Given data →

** BEGIN **

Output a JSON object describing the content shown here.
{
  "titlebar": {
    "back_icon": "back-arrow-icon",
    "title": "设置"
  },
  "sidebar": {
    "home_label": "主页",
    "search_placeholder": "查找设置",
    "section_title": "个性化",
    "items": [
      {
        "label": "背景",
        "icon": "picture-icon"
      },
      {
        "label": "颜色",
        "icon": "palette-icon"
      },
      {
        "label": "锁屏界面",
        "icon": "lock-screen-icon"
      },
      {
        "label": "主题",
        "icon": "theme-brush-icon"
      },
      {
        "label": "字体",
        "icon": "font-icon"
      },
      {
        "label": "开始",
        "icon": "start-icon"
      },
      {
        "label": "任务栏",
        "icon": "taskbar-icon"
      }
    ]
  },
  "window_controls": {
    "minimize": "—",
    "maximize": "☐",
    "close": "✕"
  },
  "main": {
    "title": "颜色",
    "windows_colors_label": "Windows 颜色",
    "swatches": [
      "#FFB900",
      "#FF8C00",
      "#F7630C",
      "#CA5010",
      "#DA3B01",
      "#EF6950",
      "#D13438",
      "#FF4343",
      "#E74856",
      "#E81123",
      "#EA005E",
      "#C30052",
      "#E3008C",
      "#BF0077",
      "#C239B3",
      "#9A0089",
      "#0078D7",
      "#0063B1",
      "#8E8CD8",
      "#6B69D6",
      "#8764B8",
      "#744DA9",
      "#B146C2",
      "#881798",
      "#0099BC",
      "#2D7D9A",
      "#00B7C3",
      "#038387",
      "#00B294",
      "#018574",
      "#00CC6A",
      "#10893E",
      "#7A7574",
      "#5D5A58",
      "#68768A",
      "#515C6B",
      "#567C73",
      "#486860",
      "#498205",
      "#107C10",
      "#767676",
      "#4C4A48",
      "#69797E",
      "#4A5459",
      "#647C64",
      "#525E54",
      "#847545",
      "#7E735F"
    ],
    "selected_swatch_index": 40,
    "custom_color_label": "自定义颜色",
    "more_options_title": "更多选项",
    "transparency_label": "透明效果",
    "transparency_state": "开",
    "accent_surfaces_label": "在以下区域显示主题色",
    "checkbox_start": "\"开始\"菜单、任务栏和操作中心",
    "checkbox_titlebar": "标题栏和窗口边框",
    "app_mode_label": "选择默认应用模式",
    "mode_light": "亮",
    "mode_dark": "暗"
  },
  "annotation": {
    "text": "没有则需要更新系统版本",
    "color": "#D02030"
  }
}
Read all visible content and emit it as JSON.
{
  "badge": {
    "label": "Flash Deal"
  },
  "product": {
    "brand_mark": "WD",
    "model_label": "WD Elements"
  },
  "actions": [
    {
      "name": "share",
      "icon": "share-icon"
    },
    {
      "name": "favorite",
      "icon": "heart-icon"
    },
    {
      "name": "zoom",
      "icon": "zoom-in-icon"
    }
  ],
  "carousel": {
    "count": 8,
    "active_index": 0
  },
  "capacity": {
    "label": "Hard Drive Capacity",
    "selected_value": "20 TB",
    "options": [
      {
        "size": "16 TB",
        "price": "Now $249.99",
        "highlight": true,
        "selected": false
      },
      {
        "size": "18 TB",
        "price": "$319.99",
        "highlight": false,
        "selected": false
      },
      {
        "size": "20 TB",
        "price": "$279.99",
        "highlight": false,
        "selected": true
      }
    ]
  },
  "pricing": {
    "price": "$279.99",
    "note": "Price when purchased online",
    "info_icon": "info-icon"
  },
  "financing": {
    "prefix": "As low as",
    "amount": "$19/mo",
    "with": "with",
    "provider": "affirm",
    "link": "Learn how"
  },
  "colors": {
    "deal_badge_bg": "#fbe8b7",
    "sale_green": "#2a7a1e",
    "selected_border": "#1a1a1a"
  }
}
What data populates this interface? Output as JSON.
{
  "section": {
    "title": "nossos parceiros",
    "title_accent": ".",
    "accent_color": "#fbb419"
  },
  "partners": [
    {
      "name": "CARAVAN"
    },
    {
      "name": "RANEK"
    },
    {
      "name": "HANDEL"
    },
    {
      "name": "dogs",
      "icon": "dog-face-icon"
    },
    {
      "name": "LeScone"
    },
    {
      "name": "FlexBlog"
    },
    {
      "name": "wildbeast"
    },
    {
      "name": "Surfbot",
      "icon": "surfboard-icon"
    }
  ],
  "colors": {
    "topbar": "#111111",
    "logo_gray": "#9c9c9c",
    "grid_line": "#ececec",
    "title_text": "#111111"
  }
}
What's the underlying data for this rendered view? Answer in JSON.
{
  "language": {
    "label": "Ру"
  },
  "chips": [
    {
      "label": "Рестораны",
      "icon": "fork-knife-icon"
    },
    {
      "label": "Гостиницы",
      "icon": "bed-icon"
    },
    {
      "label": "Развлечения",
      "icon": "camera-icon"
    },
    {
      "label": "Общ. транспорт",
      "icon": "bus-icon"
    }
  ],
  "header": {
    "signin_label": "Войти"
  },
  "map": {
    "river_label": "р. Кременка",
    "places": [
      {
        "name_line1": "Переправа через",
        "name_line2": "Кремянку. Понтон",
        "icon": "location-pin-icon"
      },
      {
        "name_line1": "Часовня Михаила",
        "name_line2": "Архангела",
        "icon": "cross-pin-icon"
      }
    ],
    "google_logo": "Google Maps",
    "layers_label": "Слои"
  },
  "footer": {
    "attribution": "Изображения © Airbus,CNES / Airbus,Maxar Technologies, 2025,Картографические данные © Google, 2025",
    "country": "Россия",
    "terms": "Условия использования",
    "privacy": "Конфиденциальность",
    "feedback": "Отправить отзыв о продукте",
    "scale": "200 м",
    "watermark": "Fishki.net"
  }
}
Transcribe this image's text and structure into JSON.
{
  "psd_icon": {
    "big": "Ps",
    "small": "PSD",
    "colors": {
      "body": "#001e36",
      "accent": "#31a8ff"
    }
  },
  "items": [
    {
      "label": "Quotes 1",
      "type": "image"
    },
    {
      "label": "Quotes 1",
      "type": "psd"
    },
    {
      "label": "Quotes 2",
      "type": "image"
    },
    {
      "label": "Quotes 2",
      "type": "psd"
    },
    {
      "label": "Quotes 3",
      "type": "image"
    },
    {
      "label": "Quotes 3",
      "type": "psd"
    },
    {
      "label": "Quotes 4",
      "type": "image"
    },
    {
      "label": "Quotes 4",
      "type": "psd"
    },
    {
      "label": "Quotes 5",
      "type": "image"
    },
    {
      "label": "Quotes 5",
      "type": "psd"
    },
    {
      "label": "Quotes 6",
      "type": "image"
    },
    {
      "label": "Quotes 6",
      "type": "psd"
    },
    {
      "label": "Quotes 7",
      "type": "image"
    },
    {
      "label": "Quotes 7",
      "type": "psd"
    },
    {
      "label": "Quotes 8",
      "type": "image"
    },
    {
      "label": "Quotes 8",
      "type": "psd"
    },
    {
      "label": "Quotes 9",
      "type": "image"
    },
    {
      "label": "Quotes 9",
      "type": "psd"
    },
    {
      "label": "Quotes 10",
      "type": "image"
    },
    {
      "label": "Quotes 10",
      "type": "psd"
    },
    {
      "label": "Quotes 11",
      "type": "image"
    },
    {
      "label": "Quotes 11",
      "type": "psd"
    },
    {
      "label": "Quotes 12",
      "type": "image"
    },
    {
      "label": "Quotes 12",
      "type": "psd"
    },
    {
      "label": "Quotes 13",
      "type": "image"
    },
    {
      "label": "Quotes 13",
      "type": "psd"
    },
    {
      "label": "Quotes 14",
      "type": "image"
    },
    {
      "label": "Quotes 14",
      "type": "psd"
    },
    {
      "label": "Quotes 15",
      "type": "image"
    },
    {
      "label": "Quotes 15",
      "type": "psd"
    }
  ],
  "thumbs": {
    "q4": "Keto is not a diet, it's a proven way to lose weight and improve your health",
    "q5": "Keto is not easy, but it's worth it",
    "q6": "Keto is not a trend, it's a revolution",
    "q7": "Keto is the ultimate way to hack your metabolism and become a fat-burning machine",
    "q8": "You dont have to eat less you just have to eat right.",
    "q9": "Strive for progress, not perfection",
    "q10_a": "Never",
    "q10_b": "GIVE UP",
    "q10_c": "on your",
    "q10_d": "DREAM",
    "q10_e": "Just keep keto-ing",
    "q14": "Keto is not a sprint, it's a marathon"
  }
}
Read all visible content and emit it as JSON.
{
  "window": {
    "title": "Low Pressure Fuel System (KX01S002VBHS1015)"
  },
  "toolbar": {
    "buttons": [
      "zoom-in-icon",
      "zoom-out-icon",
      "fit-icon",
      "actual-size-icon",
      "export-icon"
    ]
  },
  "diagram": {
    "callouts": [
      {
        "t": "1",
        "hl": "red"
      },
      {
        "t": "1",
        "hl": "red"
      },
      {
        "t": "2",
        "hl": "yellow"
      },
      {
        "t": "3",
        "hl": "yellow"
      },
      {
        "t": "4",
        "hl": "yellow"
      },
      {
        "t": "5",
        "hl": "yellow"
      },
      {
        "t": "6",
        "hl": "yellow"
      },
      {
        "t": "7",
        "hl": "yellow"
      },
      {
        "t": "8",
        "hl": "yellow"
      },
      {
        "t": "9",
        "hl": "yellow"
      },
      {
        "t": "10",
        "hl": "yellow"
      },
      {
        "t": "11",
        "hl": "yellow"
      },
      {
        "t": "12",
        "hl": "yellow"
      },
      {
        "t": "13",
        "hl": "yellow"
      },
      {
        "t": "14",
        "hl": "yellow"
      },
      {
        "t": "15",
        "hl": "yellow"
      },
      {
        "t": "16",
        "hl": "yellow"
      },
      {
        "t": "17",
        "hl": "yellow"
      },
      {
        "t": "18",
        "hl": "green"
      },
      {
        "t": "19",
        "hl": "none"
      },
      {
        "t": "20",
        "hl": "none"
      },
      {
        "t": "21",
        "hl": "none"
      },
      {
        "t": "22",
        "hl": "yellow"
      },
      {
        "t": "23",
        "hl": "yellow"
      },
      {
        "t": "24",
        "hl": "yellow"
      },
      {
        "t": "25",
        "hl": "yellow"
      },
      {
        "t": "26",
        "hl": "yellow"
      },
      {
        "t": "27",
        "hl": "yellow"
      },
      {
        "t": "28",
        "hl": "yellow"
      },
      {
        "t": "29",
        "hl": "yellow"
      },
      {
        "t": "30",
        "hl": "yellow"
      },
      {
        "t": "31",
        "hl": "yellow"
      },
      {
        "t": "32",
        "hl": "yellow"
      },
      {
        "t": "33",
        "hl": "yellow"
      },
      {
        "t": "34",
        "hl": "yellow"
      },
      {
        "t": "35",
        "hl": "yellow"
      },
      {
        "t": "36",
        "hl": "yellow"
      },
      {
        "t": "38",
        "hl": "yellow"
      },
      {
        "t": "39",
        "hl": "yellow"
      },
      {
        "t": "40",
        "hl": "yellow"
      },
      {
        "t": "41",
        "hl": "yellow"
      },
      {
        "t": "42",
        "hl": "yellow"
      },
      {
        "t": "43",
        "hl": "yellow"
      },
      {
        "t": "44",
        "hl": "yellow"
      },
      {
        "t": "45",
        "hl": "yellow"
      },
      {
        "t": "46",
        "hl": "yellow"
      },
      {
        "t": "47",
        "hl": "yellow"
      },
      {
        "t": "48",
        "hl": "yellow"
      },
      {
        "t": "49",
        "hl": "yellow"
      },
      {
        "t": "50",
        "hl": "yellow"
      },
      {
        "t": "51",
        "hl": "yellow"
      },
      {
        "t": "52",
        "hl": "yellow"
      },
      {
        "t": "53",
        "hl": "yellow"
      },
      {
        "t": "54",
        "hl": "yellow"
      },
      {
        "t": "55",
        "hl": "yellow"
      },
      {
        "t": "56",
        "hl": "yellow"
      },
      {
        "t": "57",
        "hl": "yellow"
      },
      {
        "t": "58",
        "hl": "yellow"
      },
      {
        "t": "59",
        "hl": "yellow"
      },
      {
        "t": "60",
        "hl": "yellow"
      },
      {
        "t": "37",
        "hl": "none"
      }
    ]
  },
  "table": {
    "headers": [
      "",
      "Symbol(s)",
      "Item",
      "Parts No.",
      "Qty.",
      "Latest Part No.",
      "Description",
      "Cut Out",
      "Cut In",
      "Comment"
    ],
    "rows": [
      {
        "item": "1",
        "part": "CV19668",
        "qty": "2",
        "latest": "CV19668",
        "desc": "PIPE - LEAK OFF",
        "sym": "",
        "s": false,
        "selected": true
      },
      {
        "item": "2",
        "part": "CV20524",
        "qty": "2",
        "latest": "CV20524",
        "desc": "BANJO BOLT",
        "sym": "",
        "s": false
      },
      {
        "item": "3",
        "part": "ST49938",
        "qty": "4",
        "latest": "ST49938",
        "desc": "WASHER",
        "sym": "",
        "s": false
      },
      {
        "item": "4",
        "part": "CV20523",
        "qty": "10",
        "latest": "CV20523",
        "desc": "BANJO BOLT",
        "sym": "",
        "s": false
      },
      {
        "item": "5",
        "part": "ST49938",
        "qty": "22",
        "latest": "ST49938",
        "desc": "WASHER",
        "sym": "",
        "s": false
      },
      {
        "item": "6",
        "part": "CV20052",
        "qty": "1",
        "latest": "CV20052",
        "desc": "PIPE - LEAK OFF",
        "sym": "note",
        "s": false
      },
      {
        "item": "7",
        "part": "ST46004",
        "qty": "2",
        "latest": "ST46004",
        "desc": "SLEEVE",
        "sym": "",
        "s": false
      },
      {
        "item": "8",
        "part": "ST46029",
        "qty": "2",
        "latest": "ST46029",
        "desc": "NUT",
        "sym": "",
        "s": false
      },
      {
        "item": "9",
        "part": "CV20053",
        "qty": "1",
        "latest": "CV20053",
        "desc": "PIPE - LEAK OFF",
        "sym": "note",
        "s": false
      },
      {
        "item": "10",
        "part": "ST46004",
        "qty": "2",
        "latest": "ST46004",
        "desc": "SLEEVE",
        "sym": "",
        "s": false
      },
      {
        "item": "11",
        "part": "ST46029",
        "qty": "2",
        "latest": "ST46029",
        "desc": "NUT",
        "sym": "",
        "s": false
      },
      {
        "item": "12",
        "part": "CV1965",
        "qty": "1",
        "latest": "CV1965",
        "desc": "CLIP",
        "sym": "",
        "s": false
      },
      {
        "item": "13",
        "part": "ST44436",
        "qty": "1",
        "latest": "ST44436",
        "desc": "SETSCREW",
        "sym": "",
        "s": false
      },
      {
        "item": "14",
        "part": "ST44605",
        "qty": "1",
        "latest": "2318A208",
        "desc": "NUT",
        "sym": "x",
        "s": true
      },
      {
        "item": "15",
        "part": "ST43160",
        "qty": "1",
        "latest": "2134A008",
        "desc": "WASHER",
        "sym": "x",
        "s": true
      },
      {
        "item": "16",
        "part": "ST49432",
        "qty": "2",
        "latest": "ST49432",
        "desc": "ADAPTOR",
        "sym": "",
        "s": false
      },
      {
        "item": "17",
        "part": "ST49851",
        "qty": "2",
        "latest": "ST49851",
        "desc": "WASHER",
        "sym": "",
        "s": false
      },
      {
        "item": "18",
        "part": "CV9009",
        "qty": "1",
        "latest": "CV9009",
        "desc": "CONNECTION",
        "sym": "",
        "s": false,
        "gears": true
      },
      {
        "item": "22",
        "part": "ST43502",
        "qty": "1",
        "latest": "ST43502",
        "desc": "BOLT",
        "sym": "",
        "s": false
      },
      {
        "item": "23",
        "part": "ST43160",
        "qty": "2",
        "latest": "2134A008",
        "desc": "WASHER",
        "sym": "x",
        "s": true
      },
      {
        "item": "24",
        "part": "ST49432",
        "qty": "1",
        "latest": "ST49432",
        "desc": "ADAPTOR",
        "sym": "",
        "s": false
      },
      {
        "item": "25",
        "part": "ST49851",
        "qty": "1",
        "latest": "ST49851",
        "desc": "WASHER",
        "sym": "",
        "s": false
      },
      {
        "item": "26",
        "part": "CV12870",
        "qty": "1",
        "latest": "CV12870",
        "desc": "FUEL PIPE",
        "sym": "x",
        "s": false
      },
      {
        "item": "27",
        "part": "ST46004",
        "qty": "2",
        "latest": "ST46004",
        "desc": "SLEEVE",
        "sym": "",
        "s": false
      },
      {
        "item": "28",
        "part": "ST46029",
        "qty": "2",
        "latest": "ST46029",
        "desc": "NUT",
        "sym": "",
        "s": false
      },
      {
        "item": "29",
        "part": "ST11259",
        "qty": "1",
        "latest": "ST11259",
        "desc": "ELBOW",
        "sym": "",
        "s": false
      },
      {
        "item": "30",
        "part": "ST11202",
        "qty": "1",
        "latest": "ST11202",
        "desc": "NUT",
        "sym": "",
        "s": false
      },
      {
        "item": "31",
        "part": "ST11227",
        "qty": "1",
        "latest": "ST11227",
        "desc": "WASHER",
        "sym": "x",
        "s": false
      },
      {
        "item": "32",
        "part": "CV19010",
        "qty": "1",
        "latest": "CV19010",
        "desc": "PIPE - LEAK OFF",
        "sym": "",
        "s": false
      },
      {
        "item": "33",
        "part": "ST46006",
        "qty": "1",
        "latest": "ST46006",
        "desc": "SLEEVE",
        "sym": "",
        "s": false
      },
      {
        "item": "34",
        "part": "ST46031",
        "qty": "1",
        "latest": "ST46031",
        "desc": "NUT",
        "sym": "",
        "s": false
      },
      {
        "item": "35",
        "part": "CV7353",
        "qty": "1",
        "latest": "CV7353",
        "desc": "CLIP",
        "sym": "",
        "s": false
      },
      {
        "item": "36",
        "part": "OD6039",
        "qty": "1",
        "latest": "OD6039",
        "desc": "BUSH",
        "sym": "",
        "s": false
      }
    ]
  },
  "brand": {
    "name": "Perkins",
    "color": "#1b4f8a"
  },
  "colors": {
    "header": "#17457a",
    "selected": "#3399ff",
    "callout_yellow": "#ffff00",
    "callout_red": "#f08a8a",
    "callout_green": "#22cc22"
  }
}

** END **

To do → Report every line containing the word "your" from the listing above.

Task output →
    "q4": "Keto is not a diet, it's a proven way to lose weight and improve your health",
    "q7": "Keto is the ultimate way to hack your metabolism and become a fat-burning machine",
    "q10_c": "on your",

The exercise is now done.